> Exercise goal: Beginning with the line where "Decode this image" appears, repeat every remaining line of the entries exactly, the last line included.

--- Begin ---

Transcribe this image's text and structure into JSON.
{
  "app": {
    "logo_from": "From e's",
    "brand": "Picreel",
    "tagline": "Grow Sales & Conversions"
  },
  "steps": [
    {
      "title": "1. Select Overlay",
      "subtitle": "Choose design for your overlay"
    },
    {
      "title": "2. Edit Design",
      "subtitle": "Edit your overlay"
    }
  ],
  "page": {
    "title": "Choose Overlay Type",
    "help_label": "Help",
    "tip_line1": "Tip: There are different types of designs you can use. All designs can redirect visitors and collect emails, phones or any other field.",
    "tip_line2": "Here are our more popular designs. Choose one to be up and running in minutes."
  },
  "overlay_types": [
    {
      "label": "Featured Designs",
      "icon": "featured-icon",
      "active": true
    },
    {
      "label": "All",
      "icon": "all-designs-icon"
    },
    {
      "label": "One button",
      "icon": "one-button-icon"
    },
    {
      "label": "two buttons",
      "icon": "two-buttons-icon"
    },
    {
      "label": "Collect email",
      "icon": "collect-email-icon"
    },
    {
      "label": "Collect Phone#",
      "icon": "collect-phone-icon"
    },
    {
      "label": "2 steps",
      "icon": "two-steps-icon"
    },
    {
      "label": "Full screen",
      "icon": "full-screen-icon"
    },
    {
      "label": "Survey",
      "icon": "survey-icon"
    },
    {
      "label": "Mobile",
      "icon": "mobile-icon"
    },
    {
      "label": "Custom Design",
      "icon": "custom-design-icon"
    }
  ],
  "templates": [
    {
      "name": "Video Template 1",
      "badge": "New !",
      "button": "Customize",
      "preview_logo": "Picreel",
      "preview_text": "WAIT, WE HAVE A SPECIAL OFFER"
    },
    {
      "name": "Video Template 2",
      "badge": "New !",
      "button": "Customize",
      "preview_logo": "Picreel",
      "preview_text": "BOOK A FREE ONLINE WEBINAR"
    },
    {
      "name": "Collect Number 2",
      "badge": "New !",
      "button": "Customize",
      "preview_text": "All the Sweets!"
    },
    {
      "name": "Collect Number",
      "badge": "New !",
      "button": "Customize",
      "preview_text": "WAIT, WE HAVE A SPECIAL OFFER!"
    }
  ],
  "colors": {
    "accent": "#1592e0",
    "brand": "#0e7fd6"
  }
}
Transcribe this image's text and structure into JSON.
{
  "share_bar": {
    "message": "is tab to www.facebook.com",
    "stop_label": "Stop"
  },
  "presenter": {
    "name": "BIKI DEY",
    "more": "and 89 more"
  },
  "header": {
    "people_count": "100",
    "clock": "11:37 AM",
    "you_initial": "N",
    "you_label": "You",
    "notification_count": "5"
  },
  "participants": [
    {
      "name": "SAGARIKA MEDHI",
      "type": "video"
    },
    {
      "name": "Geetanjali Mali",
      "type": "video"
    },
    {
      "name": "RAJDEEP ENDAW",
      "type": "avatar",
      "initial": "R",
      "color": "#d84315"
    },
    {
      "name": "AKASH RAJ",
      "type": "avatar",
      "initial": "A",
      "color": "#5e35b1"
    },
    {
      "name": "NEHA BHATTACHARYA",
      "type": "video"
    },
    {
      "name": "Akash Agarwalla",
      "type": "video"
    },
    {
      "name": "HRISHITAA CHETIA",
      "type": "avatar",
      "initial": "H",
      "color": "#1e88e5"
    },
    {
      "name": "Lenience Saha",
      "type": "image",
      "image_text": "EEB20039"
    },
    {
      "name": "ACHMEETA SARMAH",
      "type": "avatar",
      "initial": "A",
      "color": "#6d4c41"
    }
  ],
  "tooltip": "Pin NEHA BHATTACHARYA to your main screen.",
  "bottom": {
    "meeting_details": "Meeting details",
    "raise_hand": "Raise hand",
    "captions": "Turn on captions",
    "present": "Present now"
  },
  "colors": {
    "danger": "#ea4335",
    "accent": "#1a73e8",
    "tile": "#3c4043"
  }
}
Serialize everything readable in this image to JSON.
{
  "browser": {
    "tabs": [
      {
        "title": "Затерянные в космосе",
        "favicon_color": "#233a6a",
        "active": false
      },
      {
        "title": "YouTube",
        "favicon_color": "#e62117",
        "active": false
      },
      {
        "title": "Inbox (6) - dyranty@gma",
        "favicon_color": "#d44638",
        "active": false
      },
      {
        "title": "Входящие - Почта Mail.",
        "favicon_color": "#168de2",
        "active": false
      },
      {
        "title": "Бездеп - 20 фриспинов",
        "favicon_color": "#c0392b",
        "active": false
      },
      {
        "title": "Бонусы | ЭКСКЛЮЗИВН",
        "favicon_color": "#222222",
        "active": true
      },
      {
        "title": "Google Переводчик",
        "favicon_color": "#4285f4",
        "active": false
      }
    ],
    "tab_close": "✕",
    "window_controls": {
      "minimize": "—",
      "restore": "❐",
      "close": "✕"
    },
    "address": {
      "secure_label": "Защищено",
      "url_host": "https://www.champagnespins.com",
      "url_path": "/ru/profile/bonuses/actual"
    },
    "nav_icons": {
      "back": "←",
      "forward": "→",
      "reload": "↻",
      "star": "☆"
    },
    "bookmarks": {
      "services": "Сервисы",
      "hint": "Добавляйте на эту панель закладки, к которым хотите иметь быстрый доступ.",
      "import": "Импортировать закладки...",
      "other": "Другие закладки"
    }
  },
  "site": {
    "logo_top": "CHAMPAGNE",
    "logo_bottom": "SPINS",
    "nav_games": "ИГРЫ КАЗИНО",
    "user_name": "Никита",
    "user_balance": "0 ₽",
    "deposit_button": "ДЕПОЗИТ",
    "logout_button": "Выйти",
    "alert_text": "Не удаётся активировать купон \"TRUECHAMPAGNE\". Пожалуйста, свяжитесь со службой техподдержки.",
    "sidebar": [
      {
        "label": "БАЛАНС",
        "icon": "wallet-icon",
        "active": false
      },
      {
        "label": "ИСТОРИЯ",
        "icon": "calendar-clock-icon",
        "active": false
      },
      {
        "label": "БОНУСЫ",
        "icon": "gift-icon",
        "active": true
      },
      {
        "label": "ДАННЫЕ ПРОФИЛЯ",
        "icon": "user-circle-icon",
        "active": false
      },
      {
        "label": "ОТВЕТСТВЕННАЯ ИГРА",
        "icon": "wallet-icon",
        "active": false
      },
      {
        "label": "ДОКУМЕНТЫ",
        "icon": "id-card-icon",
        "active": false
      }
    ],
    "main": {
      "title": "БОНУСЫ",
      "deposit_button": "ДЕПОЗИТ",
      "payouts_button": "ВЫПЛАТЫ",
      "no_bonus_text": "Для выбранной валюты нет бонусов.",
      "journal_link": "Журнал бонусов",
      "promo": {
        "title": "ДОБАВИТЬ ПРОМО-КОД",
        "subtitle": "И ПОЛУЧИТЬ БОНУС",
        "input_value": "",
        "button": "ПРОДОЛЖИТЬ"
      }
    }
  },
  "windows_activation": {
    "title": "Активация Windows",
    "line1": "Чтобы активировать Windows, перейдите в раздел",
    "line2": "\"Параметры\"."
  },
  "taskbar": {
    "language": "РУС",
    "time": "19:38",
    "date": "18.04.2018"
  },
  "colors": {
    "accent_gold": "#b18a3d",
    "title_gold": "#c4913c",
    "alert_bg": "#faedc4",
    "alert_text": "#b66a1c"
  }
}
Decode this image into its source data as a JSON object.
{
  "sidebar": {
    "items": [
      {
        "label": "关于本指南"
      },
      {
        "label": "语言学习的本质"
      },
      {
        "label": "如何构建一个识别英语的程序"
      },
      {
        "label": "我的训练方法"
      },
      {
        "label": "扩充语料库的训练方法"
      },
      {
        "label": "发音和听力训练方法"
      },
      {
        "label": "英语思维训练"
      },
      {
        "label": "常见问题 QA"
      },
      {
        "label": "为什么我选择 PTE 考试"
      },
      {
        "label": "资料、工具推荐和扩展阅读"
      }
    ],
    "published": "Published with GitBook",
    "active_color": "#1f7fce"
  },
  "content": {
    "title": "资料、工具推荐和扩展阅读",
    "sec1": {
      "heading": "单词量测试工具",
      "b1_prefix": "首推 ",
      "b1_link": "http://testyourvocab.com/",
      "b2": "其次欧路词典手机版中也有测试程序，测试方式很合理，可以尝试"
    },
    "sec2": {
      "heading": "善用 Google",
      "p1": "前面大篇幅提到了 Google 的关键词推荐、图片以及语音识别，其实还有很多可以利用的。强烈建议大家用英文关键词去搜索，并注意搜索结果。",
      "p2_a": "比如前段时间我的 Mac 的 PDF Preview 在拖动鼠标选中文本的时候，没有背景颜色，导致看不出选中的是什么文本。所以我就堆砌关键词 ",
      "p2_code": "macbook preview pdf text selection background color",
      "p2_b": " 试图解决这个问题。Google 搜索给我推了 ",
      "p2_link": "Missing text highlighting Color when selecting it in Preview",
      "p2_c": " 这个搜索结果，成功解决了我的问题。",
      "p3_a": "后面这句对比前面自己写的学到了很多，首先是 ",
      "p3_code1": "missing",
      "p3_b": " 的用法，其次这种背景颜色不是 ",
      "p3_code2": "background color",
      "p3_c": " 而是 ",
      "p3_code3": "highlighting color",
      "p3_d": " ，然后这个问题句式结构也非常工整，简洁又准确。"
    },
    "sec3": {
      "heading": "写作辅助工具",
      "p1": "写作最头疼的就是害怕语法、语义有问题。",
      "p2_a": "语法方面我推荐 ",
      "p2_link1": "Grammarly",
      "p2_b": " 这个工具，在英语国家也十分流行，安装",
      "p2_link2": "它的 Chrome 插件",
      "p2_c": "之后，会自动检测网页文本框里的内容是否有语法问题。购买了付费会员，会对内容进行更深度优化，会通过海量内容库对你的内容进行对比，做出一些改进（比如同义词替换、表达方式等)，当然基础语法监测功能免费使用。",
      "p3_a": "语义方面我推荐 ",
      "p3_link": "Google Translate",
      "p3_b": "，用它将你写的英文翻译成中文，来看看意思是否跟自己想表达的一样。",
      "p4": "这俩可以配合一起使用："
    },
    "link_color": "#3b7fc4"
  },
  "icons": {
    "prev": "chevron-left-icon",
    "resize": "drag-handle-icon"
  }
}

--- End ---

> Solution for this exercise:
Decode this image into its source data as a JSON object.
{
  "sidebar": {
    "items": [
      {
        "label": "关于本指南"
      },
      {
        "label": "语言学习的本质"
      },
      {
        "label": "如何构建一个识别英语的程序"
      },
      {
        "label": "我的训练方法"
      },
      {
        "label": "扩充语料库的训练方法"
      },
      {
        "label": "发音和听力训练方法"
      },
      {
        "label": "英语思维训练"
      },
      {
        "label": "常见问题 QA"
      },
      {
        "label": "为什么我选择 PTE 考试"
      },
      {
        "label": "资料、工具推荐和扩展阅读"
      }
    ],
    "published": "Published with GitBook",
    "active_color": "#1f7fce"
  },
  "content": {
    "title": "资料、工具推荐和扩展阅读",
    "sec1": {
      "heading": "单词量测试工具",
      "b1_prefix": "首推 ",
      "b1_link": "http://testyourvocab.com/",
      "b2": "其次欧路词典手机版中也有测试程序，测试方式很合理，可以尝试"
    },
    "sec2": {
      "heading": "善用 Google",
      "p1": "前面大篇幅提到了 Google 的关键词推荐、图片以及语音识别，其实还有很多可以利用的。强烈建议大家用英文关键词去搜索，并注意搜索结果。",
      "p2_a": "比如前段时间我的 Mac 的 PDF Preview 在拖动鼠标选中文本的时候，没有背景颜色，导致看不出选中的是什么文本。所以我就堆砌关键词 ",
      "p2_code": "macbook preview pdf text selection background color",
      "p2_b": " 试图解决这个问题。Google 搜索给我推了 ",
      "p2_link": "Missing text highlighting Color when selecting it in Preview",
      "p2_c": " 这个搜索结果，成功解决了我的问题。",
      "p3_a": "后面这句对比前面自己写的学到了很多，首先是 ",
      "p3_code1": "missing",
      "p3_b": " 的用法，其次这种背景颜色不是 ",
      "p3_code2": "background color",
      "p3_c": " 而是 ",
      "p3_code3": "highlighting color",
      "p3_d": " ，然后这个问题句式结构也非常工整，简洁又准确。"
    },
    "sec3": {
      "heading": "写作辅助工具",
      "p1": "写作最头疼的就是害怕语法、语义有问题。",
      "p2_a": "语法方面我推荐 ",
      "p2_link1": "Grammarly",
      "p2_b": " 这个工具，在英语国家也十分流行，安装",
      "p2_link2": "它的 Chrome 插件",
      "p2_c": "之后，会自动检测网页文本框里的内容是否有语法问题。购买了付费会员，会对内容进行更深度优化，会通过海量内容库对你的内容进行对比，做出一些改进（比如同义词替换、表达方式等)，当然基础语法监测功能免费使用。",
      "p3_a": "语义方面我推荐 ",
      "p3_link": "Google Translate",
      "p3_b": "，用它将你写的英文翻译成中文，来看看意思是否跟自己想表达的一样。",
      "p4": "这俩可以配合一起使用："
    },
    "link_color": "#3b7fc4"
  },
  "icons": {
    "prev": "chevron-left-icon",
    "resize": "drag-handle-icon"
  }
}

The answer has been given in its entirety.